**PROBLEM TO SOLVE:** Transcribe all the entries word for word, but omit the images.

**DATA SUPPLIED:**
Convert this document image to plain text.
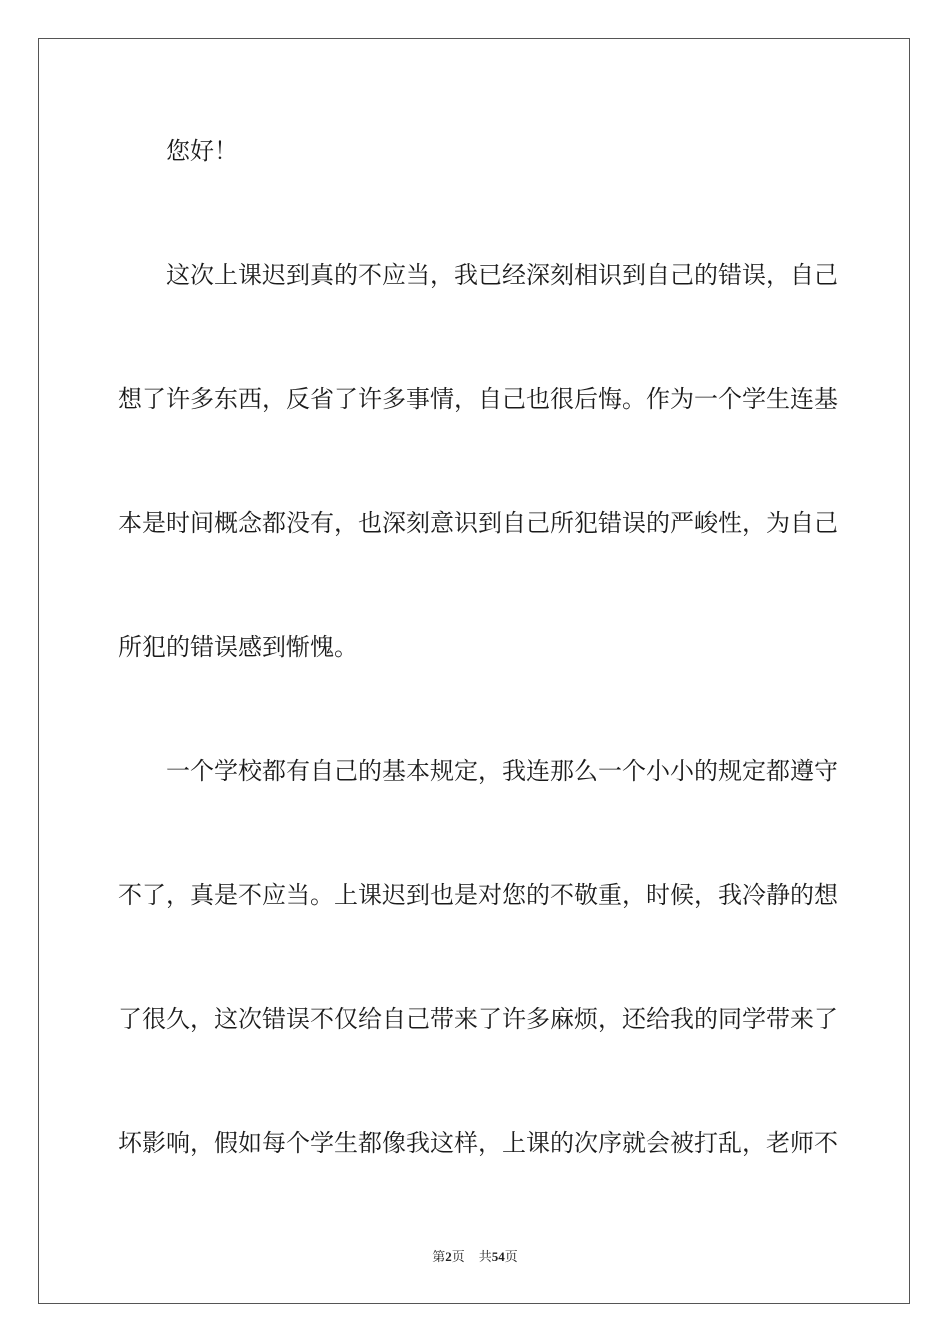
您好！
这次上课迟到真的不应当，我已经深刻相识到自己的错误，自己
想了许多东西，反省了许多事情，自己也很后悔。作为一个学生连基
本是时间概念都没有，也深刻意识到自己所犯错误的严峻性，为自己
所犯的错误感到惭愧。
一个学校都有自己的基本规定，我连那么一个小小的规定都遵守
不了，真是不应当。上课迟到也是对您的不敬重，时候，我冷静的想
了很久，这次错误不仅给自己带来了许多麻烦，还给我的同学带来了
坏影响，假如每个学生都像我这样，上课的次序就会被打乱，老师不
第2页 共54页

**SOLVED EXERCISE:**
Convert this document image to plain text.
您好！
这次上课迟到真的不应当，我已经深刻相识到自己的错误，自己
想了许多东西，反省了许多事情，自己也很后悔。作为一个学生连基
本是时间概念都没有，也深刻意识到自己所犯错误的严峻性，为自己
所犯的错误感到惭愧。
一个学校都有自己的基本规定，我连那么一个小小的规定都遵守
不了，真是不应当。上课迟到也是对您的不敬重，时候，我冷静的想
了很久，这次错误不仅给自己带来了许多麻烦，还给我的同学带来了
坏影响，假如每个学生都像我这样，上课的次序就会被打乱，老师不
第2页 共54页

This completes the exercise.